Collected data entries
::::::

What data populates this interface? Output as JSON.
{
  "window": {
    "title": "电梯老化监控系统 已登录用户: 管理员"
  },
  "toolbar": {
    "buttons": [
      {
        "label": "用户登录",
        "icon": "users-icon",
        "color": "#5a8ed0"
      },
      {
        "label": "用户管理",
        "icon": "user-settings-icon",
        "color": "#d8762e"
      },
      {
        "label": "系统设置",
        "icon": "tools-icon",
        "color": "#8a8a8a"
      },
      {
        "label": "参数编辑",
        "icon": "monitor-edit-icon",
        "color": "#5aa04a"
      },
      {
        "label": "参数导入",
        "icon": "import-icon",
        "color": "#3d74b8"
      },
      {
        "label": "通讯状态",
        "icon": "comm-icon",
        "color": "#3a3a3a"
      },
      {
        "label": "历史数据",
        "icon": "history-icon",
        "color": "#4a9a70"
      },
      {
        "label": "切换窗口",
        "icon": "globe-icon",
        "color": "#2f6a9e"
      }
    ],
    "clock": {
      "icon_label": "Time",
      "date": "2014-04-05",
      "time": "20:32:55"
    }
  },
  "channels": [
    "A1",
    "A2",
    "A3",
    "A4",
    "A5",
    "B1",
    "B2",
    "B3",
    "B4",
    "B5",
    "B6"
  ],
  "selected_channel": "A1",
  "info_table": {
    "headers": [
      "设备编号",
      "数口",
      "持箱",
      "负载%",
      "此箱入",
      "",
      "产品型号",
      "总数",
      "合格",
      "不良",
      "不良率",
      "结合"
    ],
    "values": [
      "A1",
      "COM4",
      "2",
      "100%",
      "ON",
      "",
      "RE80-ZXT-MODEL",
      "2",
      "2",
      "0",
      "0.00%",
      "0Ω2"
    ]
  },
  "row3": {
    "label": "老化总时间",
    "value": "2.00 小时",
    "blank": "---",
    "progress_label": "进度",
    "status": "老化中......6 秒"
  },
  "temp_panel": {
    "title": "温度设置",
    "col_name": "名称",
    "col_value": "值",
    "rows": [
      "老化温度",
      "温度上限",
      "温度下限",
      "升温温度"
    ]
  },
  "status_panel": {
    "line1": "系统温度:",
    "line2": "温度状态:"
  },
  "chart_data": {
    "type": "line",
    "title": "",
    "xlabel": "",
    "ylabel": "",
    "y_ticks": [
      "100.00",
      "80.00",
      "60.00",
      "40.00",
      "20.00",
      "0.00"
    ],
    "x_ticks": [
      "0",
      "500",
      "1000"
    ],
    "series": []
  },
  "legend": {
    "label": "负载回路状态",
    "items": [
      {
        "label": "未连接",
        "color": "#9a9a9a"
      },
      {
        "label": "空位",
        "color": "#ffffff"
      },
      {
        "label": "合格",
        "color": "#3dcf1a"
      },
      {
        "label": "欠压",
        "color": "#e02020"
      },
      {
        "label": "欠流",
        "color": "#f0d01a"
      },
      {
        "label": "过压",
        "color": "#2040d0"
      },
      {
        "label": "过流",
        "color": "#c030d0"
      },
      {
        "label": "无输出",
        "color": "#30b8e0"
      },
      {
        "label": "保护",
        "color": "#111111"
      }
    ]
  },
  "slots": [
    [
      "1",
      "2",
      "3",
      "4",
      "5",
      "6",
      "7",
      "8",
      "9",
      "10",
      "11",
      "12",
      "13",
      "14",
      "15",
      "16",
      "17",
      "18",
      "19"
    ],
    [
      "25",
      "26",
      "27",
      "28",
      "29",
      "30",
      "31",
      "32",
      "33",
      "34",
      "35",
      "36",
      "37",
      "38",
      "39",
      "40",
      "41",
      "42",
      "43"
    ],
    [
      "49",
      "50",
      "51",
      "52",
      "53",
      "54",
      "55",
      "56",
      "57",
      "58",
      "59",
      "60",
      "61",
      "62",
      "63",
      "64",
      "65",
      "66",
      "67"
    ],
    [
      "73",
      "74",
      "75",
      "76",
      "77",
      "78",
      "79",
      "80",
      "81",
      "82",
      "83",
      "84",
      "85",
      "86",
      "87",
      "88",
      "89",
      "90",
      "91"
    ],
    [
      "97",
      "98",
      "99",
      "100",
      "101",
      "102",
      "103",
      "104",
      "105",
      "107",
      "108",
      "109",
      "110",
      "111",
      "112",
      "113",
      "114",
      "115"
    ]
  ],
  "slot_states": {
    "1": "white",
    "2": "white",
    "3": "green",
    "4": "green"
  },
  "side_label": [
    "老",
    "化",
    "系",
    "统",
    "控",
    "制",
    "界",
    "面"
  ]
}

::::::

» GIVEN REQUEST
Gather each line that holds "title".

» TASK OUTPUT
    "title": "电梯老化监控系统 已登录用户: 管理员"
    "title": "温度设置",
    "title": "",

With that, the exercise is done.